* Start Data provided *

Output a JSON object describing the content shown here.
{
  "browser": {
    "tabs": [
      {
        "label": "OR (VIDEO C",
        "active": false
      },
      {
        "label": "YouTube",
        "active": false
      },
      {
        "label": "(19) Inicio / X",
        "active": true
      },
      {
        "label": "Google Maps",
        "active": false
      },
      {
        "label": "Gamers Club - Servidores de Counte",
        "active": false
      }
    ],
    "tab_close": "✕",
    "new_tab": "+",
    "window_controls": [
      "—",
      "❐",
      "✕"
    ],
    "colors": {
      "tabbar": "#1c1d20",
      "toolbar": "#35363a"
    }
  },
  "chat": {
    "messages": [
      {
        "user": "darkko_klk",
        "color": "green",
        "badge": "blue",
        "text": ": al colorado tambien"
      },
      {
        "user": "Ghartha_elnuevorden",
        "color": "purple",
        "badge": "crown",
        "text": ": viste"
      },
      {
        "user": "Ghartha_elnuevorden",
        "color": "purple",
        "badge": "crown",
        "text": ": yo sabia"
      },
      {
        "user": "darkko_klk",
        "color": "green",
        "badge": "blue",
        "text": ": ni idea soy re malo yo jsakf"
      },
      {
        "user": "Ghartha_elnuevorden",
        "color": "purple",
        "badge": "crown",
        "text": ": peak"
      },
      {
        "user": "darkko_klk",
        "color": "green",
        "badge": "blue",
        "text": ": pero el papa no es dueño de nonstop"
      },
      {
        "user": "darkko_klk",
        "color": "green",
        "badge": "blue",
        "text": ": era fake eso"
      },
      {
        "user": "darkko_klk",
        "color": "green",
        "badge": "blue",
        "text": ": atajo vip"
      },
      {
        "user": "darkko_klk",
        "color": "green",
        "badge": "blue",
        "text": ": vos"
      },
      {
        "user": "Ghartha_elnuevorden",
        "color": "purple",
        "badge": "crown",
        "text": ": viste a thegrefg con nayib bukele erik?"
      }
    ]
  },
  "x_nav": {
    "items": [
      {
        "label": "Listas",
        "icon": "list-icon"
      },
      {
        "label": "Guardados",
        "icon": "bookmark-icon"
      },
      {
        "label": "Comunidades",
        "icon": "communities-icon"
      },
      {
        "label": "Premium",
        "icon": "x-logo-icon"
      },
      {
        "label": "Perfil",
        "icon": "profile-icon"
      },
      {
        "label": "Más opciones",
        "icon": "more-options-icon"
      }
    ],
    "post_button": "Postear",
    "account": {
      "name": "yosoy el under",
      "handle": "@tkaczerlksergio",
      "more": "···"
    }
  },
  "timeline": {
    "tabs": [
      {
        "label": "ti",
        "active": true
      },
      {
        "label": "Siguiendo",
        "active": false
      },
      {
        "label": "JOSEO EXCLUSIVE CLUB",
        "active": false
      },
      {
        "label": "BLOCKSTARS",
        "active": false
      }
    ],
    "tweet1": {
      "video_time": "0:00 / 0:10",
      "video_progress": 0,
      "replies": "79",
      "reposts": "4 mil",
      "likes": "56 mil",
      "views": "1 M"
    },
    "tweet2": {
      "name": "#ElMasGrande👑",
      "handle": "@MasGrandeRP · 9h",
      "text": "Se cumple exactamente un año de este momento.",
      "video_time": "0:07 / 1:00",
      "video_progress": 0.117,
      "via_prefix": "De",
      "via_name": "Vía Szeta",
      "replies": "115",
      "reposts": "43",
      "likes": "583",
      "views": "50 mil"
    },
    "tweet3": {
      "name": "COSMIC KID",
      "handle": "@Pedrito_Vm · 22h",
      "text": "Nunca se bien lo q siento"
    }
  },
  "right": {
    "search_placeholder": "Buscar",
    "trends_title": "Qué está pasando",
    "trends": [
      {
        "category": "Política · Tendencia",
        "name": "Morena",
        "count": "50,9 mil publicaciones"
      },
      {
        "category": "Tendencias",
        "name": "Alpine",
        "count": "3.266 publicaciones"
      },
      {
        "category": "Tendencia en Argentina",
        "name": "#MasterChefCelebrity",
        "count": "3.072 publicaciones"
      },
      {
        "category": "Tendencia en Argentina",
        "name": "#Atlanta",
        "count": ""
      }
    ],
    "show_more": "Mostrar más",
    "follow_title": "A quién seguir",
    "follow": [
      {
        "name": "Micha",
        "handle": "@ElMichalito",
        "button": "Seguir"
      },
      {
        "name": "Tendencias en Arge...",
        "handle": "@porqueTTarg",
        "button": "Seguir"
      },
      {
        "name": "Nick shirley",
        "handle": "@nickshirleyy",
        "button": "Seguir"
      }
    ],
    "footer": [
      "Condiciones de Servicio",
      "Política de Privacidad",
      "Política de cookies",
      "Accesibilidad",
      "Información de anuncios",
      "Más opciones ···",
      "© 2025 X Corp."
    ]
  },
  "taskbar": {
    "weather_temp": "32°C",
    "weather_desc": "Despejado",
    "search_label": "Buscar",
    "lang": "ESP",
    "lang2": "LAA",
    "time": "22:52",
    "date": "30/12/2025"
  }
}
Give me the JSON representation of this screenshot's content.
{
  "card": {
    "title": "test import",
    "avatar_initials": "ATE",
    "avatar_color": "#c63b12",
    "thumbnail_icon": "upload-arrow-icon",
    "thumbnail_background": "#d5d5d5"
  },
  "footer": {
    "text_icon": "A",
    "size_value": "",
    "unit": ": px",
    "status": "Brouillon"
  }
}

* End Data provided *

■ **Problem to work on**:
Search the listing for the string "viste". Copy each line where it turns up.

■ **Finished answer**:
        "text": ": viste"
        "text": ": viste a thegrefg con nayib bukele erik?"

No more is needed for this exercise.